> _Task description_: Below are entries to be transcribed exactly; exclude the pictures from the copy.

> _Dataset records_:
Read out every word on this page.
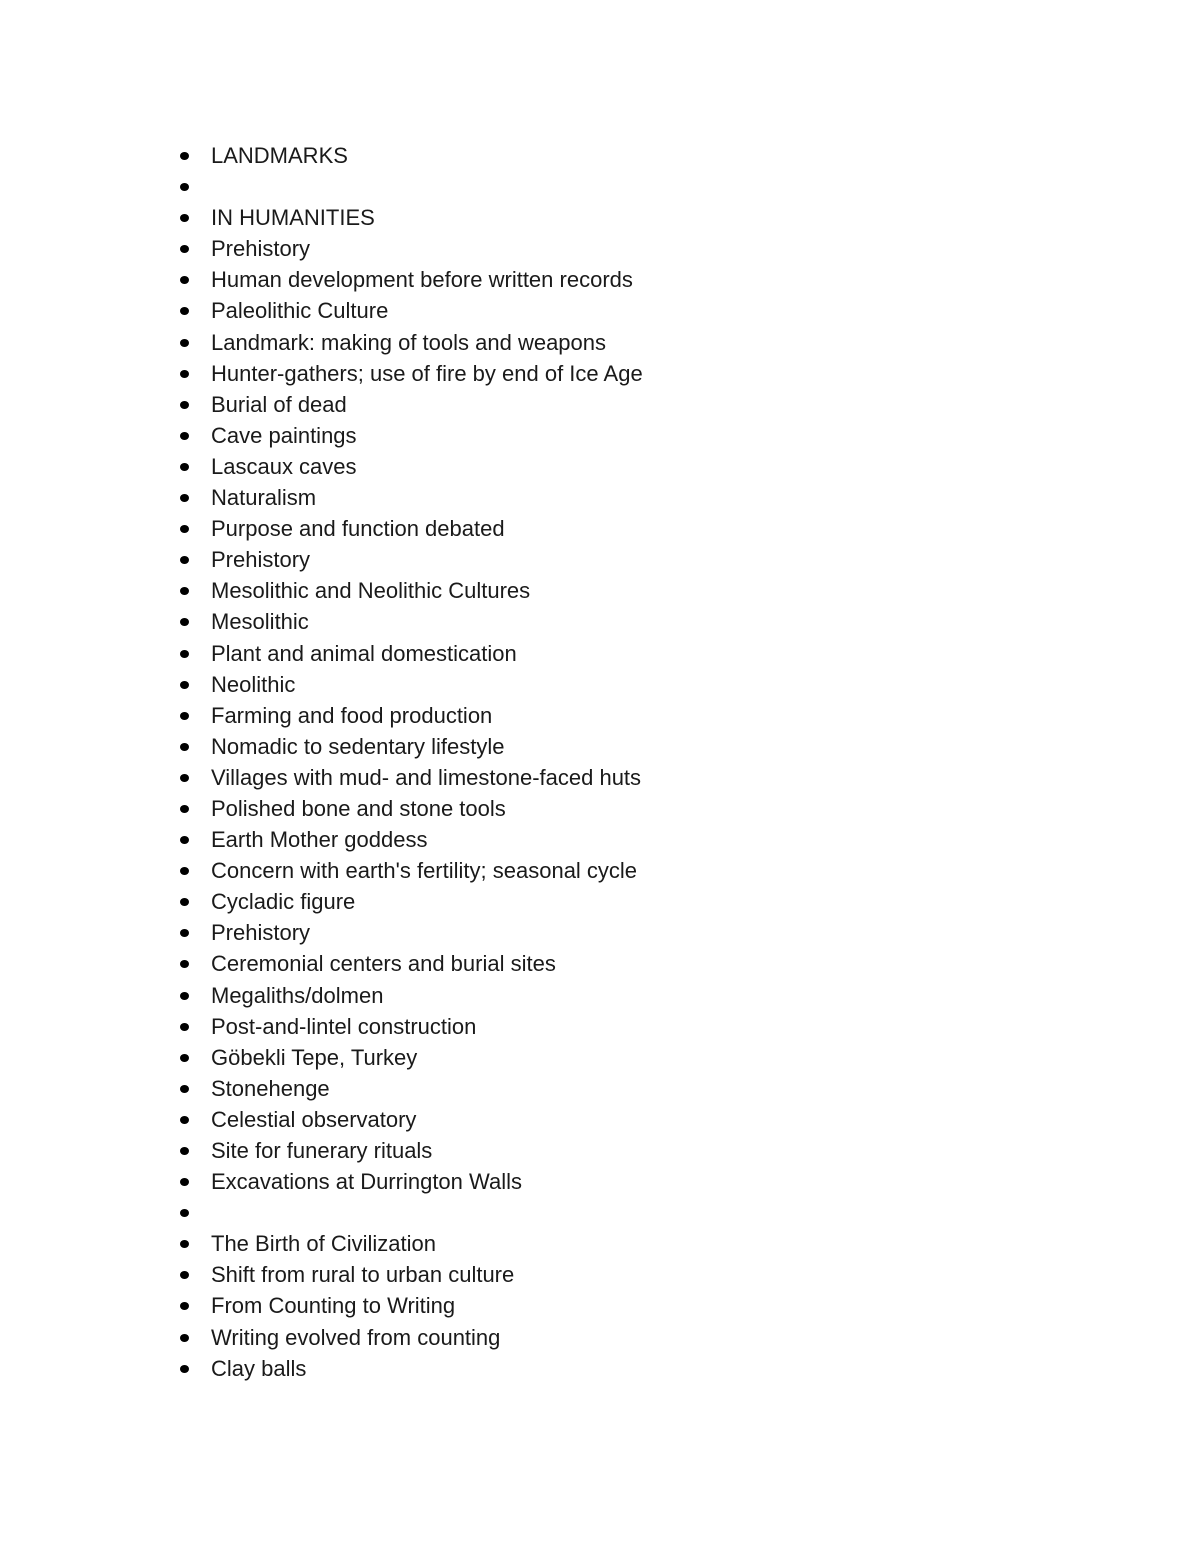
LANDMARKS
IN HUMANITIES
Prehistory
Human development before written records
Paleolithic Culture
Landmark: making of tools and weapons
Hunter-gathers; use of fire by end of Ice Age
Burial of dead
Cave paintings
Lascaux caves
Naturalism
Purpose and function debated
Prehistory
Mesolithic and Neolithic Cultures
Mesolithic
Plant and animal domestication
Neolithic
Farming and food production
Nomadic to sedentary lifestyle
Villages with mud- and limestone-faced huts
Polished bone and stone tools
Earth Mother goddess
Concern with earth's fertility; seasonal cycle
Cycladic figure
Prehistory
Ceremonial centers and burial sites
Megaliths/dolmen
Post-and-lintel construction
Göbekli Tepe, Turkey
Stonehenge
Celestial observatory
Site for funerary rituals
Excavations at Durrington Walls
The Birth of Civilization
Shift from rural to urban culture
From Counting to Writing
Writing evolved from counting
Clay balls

> _Reply to the task_:
Read out every word on this page.
LANDMARKS
IN HUMANITIES
Prehistory
Human development before written records
Paleolithic Culture
Landmark: making of tools and weapons
Hunter-gathers; use of fire by end of Ice Age
Burial of dead
Cave paintings
Lascaux caves
Naturalism
Purpose and function debated
Prehistory
Mesolithic and Neolithic Cultures
Mesolithic
Plant and animal domestication
Neolithic
Farming and food production
Nomadic to sedentary lifestyle
Villages with mud- and limestone-faced huts
Polished bone and stone tools
Earth Mother goddess
Concern with earth's fertility; seasonal cycle
Cycladic figure
Prehistory
Ceremonial centers and burial sites
Megaliths/dolmen
Post-and-lintel construction
Göbekli Tepe, Turkey
Stonehenge
Celestial observatory
Site for funerary rituals
Excavations at Durrington Walls
The Birth of Civilization
Shift from rural to urban culture
From Counting to Writing
Writing evolved from counting
Clay balls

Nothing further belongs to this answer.